● Aim of the exercise:
Output the material below unchanged, apart from leaving out the pictures.

● Working data:
=-=-=

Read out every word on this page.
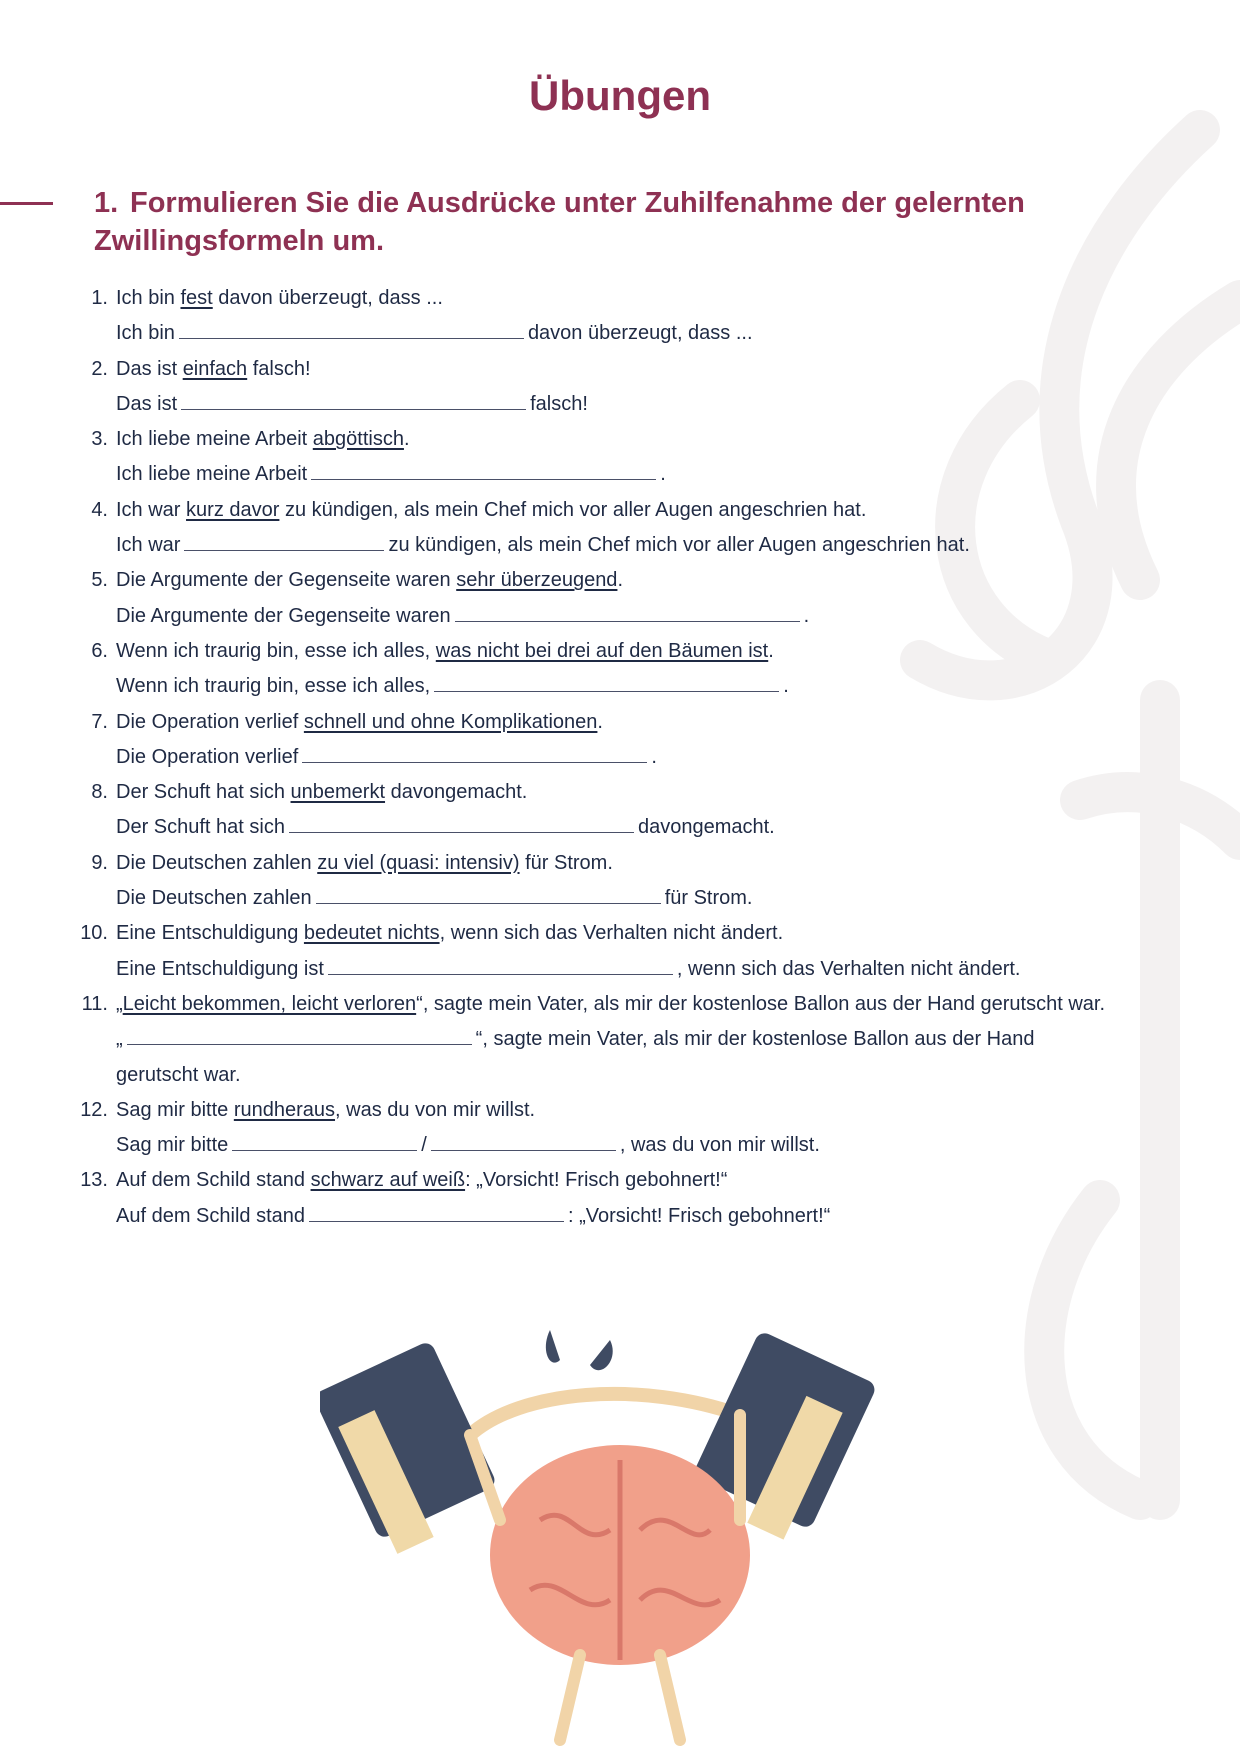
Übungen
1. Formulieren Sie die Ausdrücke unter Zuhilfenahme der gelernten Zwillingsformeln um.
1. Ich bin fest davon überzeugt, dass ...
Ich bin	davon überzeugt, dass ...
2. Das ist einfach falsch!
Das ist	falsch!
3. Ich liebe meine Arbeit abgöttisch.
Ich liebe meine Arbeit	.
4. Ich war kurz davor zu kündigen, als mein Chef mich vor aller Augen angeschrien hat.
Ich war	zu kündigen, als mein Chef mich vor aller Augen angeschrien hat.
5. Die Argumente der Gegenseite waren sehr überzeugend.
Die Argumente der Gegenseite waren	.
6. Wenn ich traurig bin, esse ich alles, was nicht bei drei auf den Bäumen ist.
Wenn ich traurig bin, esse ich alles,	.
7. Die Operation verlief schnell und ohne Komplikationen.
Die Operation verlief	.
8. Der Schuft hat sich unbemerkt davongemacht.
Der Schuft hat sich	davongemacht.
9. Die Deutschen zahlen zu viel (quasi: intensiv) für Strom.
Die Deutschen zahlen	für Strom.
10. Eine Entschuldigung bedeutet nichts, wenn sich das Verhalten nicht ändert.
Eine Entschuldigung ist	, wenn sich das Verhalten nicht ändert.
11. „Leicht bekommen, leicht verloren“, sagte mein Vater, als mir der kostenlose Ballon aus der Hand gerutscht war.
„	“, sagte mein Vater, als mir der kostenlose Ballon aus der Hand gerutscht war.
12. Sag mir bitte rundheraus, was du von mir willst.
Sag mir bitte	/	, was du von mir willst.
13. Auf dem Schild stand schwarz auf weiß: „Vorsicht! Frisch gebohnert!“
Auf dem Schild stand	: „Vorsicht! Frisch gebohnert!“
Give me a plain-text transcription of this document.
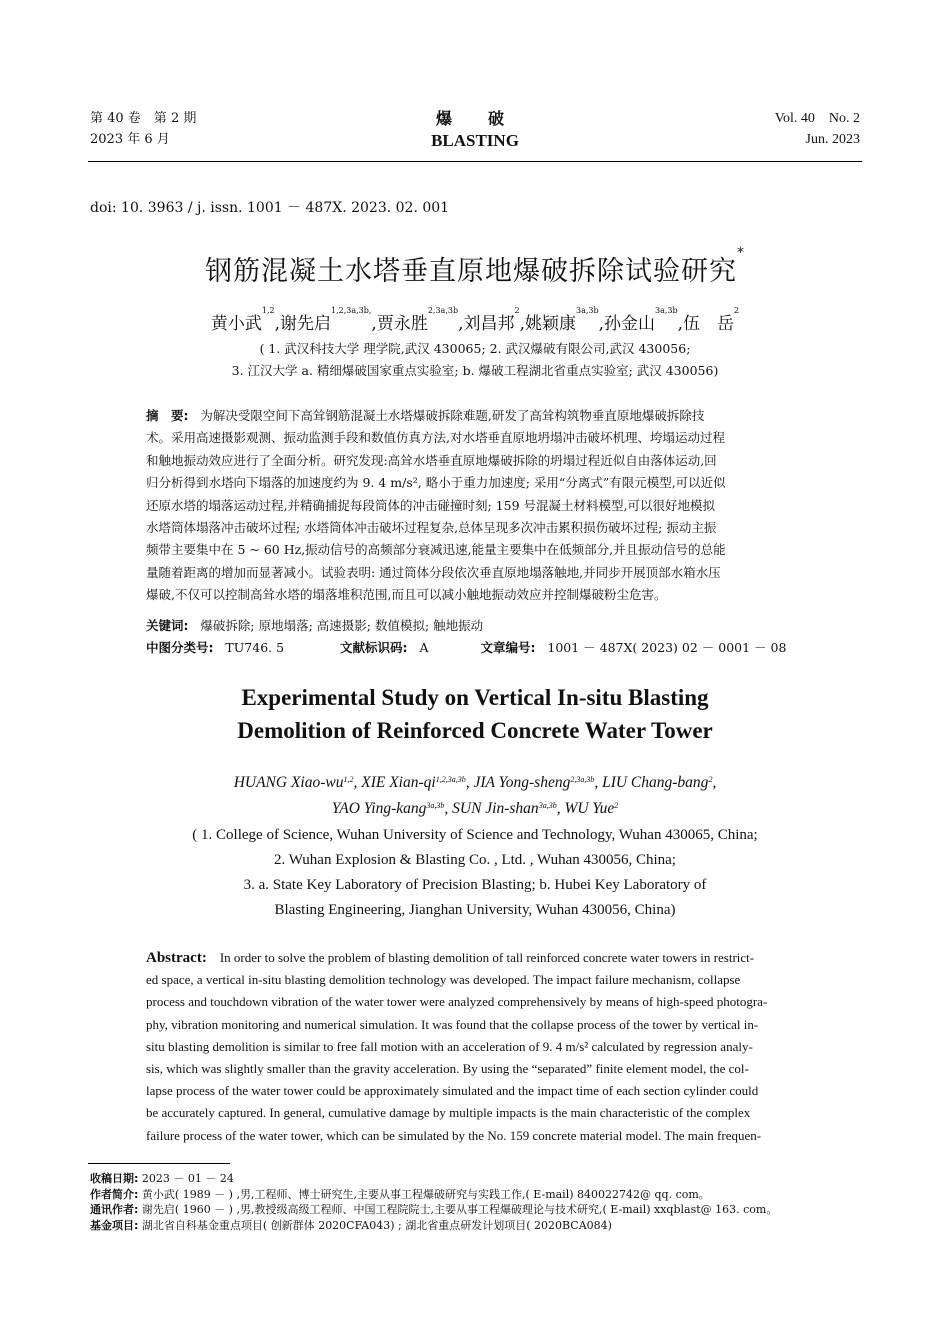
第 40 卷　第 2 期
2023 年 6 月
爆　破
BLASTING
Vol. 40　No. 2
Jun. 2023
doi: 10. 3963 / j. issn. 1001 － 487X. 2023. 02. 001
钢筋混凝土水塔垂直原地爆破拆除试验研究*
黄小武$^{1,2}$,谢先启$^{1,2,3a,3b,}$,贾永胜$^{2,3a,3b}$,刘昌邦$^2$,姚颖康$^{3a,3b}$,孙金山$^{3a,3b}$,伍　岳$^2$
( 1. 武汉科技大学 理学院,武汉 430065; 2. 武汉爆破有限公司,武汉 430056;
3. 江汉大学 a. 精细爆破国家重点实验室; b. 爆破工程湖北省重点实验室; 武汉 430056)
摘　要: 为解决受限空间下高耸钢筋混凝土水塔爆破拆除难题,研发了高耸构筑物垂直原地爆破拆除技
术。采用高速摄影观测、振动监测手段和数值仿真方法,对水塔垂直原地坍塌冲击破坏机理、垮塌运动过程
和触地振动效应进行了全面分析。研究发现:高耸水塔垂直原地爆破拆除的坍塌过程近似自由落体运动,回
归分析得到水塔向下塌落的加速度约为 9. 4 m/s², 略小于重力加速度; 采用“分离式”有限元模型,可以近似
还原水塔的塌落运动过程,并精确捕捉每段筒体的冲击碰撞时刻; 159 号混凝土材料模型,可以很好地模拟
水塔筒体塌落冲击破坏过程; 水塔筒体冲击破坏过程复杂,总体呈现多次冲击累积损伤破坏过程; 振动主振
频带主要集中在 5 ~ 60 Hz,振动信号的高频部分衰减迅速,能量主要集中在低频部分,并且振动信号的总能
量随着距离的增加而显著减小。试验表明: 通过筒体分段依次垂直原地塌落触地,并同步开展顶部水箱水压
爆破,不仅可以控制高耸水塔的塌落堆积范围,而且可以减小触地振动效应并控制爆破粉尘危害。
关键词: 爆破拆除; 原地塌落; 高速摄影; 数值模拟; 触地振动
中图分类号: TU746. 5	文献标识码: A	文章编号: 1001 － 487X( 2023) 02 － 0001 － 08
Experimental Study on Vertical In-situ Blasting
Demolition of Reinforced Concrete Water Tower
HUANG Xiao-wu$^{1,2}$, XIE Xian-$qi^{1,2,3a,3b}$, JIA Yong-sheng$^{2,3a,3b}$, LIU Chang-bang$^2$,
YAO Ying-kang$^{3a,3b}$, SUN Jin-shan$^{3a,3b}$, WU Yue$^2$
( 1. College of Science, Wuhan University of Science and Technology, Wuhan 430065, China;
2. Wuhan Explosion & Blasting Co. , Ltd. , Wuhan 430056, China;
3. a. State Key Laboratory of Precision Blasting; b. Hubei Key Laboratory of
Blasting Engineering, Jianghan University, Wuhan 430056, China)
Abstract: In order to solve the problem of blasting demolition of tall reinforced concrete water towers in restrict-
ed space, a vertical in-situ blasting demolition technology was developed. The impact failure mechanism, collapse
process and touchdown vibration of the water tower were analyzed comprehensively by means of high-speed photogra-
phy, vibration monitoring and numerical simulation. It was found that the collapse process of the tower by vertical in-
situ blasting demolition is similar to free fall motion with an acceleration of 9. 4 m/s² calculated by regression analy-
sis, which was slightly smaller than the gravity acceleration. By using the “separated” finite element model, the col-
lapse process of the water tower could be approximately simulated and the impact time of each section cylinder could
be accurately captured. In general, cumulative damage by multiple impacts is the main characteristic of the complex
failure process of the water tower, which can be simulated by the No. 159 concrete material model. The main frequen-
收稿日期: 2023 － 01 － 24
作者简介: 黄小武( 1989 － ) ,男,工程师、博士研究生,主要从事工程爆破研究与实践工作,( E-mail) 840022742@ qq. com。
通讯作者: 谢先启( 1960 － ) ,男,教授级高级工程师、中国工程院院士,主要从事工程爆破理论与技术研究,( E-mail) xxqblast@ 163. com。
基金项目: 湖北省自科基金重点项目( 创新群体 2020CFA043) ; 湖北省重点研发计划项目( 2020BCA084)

=-=-=

● Task output:
Read out every word on this page.
Übungen
1. Formulieren Sie die Ausdrücke unter Zuhilfenahme der gelernten Zwillingsformeln um.
1. Ich bin fest davon überzeugt, dass ...
Ich bin	davon überzeugt, dass ...
2. Das ist einfach falsch!
Das ist	falsch!
3. Ich liebe meine Arbeit abgöttisch.
Ich liebe meine Arbeit	.
4. Ich war kurz davor zu kündigen, als mein Chef mich vor aller Augen angeschrien hat.
Ich war	zu kündigen, als mein Chef mich vor aller Augen angeschrien hat.
5. Die Argumente der Gegenseite waren sehr überzeugend.
Die Argumente der Gegenseite waren	.
6. Wenn ich traurig bin, esse ich alles, was nicht bei drei auf den Bäumen ist.
Wenn ich traurig bin, esse ich alles,	.
7. Die Operation verlief schnell und ohne Komplikationen.
Die Operation verlief	.
8. Der Schuft hat sich unbemerkt davongemacht.
Der Schuft hat sich	davongemacht.
9. Die Deutschen zahlen zu viel (quasi: intensiv) für Strom.
Die Deutschen zahlen	für Strom.
10. Eine Entschuldigung bedeutet nichts, wenn sich das Verhalten nicht ändert.
Eine Entschuldigung ist	, wenn sich das Verhalten nicht ändert.
11. „Leicht bekommen, leicht verloren“, sagte mein Vater, als mir der kostenlose Ballon aus der Hand gerutscht war.
„	“, sagte mein Vater, als mir der kostenlose Ballon aus der Hand gerutscht war.
12. Sag mir bitte rundheraus, was du von mir willst.
Sag mir bitte	/	, was du von mir willst.
13. Auf dem Schild stand schwarz auf weiß: „Vorsicht! Frisch gebohnert!“
Auf dem Schild stand	: „Vorsicht! Frisch gebohnert!“
Give me a plain-text transcription of this document.
第 40 卷　第 2 期
2023 年 6 月
爆　破
BLASTING
Vol. 40　No. 2
Jun. 2023
doi: 10. 3963 / j. issn. 1001 － 487X. 2023. 02. 001
钢筋混凝土水塔垂直原地爆破拆除试验研究*
黄小武$^{1,2}$,谢先启$^{1,2,3a,3b,}$,贾永胜$^{2,3a,3b}$,刘昌邦$^2$,姚颖康$^{3a,3b}$,孙金山$^{3a,3b}$,伍　岳$^2$
( 1. 武汉科技大学 理学院,武汉 430065; 2. 武汉爆破有限公司,武汉 430056;
3. 江汉大学 a. 精细爆破国家重点实验室; b. 爆破工程湖北省重点实验室; 武汉 430056)
摘　要: 为解决受限空间下高耸钢筋混凝土水塔爆破拆除难题,研发了高耸构筑物垂直原地爆破拆除技
术。采用高速摄影观测、振动监测手段和数值仿真方法,对水塔垂直原地坍塌冲击破坏机理、垮塌运动过程
和触地振动效应进行了全面分析。研究发现:高耸水塔垂直原地爆破拆除的坍塌过程近似自由落体运动,回
归分析得到水塔向下塌落的加速度约为 9. 4 m/s², 略小于重力加速度; 采用“分离式”有限元模型,可以近似
还原水塔的塌落运动过程,并精确捕捉每段筒体的冲击碰撞时刻; 159 号混凝土材料模型,可以很好地模拟
水塔筒体塌落冲击破坏过程; 水塔筒体冲击破坏过程复杂,总体呈现多次冲击累积损伤破坏过程; 振动主振
频带主要集中在 5 ~ 60 Hz,振动信号的高频部分衰减迅速,能量主要集中在低频部分,并且振动信号的总能
量随着距离的增加而显著减小。试验表明: 通过筒体分段依次垂直原地塌落触地,并同步开展顶部水箱水压
爆破,不仅可以控制高耸水塔的塌落堆积范围,而且可以减小触地振动效应并控制爆破粉尘危害。
关键词: 爆破拆除; 原地塌落; 高速摄影; 数值模拟; 触地振动
中图分类号: TU746. 5	文献标识码: A	文章编号: 1001 － 487X( 2023) 02 － 0001 － 08
Experimental Study on Vertical In-situ Blasting
Demolition of Reinforced Concrete Water Tower
HUANG Xiao-wu$^{1,2}$, XIE Xian-$qi^{1,2,3a,3b}$, JIA Yong-sheng$^{2,3a,3b}$, LIU Chang-bang$^2$,
YAO Ying-kang$^{3a,3b}$, SUN Jin-shan$^{3a,3b}$, WU Yue$^2$
( 1. College of Science, Wuhan University of Science and Technology, Wuhan 430065, China;
2. Wuhan Explosion & Blasting Co. , Ltd. , Wuhan 430056, China;
3. a. State Key Laboratory of Precision Blasting; b. Hubei Key Laboratory of
Blasting Engineering, Jianghan University, Wuhan 430056, China)
Abstract: In order to solve the problem of blasting demolition of tall reinforced concrete water towers in restrict-
ed space, a vertical in-situ blasting demolition technology was developed. The impact failure mechanism, collapse
process and touchdown vibration of the water tower were analyzed comprehensively by means of high-speed photogra-
phy, vibration monitoring and numerical simulation. It was found that the collapse process of the tower by vertical in-
situ blasting demolition is similar to free fall motion with an acceleration of 9. 4 m/s² calculated by regression analy-
sis, which was slightly smaller than the gravity acceleration. By using the “separated” finite element model, the col-
lapse process of the water tower could be approximately simulated and the impact time of each section cylinder could
be accurately captured. In general, cumulative damage by multiple impacts is the main characteristic of the complex
failure process of the water tower, which can be simulated by the No. 159 concrete material model. The main frequen-
收稿日期: 2023 － 01 － 24
作者简介: 黄小武( 1989 － ) ,男,工程师、博士研究生,主要从事工程爆破研究与实践工作,( E-mail) 840022742@ qq. com。
通讯作者: 谢先启( 1960 － ) ,男,教授级高级工程师、中国工程院院士,主要从事工程爆破理论与技术研究,( E-mail) xxqblast@ 163. com。
基金项目: 湖北省自科基金重点项目( 创新群体 2020CFA043) ; 湖北省重点研发计划项目( 2020BCA084)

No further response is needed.